* Directions *
Retype the records below exactly as they appear, but leave out any pictures.

[Rows from a dataset]

%%

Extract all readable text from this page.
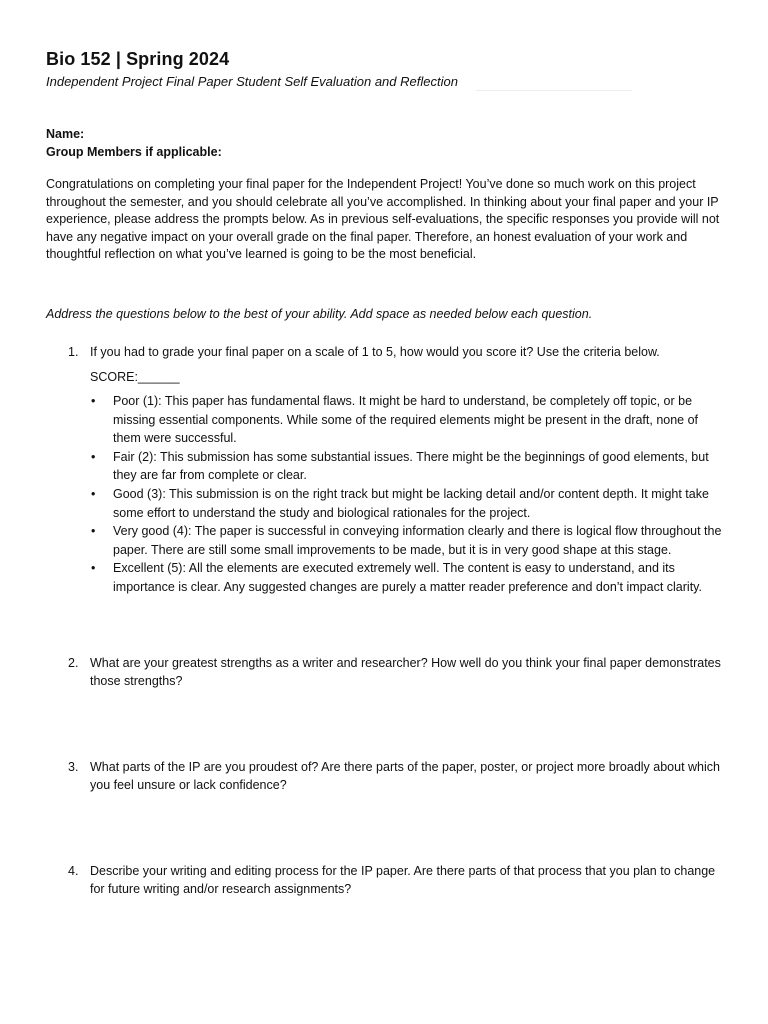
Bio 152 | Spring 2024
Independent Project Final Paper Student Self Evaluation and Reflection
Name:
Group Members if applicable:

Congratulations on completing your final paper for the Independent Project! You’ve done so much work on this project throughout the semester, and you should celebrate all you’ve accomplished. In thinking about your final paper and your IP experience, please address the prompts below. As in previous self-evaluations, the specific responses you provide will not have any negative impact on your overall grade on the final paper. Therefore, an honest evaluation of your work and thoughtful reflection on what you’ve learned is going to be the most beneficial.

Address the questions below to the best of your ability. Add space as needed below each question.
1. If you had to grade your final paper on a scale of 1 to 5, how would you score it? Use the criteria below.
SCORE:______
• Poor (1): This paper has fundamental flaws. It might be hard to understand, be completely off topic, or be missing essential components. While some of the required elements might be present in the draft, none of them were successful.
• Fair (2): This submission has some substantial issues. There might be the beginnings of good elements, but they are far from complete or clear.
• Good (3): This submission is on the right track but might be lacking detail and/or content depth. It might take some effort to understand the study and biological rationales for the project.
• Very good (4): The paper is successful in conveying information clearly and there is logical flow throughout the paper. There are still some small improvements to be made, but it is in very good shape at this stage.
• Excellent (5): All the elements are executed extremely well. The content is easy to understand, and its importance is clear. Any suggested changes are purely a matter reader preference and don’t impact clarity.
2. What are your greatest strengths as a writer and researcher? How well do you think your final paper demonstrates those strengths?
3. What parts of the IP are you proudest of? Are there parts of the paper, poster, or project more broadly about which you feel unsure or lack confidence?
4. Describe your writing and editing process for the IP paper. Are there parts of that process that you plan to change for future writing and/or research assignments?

%%

* Answer for this exercise *
Extract all readable text from this page.
Bio 152 | Spring 2024
Independent Project Final Paper Student Self Evaluation and Reflection
Name:
Group Members if applicable:

Congratulations on completing your final paper for the Independent Project! You’ve done so much work on this project throughout the semester, and you should celebrate all you’ve accomplished. In thinking about your final paper and your IP experience, please address the prompts below. As in previous self-evaluations, the specific responses you provide will not have any negative impact on your overall grade on the final paper. Therefore, an honest evaluation of your work and thoughtful reflection on what you’ve learned is going to be the most beneficial.

Address the questions below to the best of your ability. Add space as needed below each question.
1. If you had to grade your final paper on a scale of 1 to 5, how would you score it? Use the criteria below.
SCORE:______
• Poor (1): This paper has fundamental flaws. It might be hard to understand, be completely off topic, or be missing essential components. While some of the required elements might be present in the draft, none of them were successful.
• Fair (2): This submission has some substantial issues. There might be the beginnings of good elements, but they are far from complete or clear.
• Good (3): This submission is on the right track but might be lacking detail and/or content depth. It might take some effort to understand the study and biological rationales for the project.
• Very good (4): The paper is successful in conveying information clearly and there is logical flow throughout the paper. There are still some small improvements to be made, but it is in very good shape at this stage.
• Excellent (5): All the elements are executed extremely well. The content is easy to understand, and its importance is clear. Any suggested changes are purely a matter reader preference and don’t impact clarity.
2. What are your greatest strengths as a writer and researcher? How well do you think your final paper demonstrates those strengths?
3. What parts of the IP are you proudest of? Are there parts of the paper, poster, or project more broadly about which you feel unsure or lack confidence?
4. Describe your writing and editing process for the IP paper. Are there parts of that process that you plan to change for future writing and/or research assignments?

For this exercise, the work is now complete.